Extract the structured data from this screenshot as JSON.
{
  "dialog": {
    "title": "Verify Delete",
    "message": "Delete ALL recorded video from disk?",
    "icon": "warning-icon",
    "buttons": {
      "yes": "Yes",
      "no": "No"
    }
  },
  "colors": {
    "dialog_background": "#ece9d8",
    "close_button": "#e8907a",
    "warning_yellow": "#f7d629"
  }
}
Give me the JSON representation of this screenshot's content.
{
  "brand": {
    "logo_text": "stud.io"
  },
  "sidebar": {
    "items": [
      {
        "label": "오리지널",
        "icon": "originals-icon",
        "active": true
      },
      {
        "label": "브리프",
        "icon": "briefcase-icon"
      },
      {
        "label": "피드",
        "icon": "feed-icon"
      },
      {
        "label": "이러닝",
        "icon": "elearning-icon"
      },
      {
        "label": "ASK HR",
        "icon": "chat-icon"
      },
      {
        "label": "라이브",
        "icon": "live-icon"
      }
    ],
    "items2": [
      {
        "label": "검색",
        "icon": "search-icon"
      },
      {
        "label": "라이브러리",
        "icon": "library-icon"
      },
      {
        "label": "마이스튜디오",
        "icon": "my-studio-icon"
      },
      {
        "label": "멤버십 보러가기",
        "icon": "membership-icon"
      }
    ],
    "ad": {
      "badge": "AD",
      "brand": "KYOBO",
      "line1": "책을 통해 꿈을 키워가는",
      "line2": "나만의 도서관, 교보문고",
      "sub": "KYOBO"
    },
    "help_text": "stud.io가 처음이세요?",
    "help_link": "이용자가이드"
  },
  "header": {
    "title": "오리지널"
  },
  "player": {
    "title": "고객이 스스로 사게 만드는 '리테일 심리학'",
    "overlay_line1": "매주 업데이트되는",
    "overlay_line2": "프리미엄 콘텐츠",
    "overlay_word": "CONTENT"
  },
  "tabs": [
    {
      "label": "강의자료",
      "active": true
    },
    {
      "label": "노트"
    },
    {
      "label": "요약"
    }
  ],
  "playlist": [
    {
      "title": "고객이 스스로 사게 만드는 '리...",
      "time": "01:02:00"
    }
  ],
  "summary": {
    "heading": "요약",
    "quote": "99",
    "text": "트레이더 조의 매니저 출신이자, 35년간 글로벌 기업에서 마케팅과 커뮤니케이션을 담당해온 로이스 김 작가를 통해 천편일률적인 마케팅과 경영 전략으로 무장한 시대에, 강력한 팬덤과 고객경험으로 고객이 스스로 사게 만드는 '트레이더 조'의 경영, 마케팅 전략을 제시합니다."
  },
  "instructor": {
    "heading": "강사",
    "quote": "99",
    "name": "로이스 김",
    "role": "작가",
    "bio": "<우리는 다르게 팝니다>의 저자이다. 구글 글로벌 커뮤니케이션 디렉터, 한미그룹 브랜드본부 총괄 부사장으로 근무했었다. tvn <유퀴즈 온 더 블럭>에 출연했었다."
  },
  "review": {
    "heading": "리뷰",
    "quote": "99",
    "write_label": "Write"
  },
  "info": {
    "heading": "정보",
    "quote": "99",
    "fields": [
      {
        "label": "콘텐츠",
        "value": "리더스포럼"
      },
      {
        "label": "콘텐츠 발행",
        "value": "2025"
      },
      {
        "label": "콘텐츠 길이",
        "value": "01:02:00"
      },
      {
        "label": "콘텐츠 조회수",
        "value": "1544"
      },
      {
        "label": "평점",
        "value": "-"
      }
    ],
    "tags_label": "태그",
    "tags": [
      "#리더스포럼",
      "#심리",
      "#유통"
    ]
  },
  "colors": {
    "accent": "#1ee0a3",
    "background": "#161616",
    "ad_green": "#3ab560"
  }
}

## To do
Scan the lines for the string "screenshot". Pick out every line that has it.

## Result for this task
Extract the structured data from this screenshot as JSON.
Give me the JSON representation of this screenshot's content.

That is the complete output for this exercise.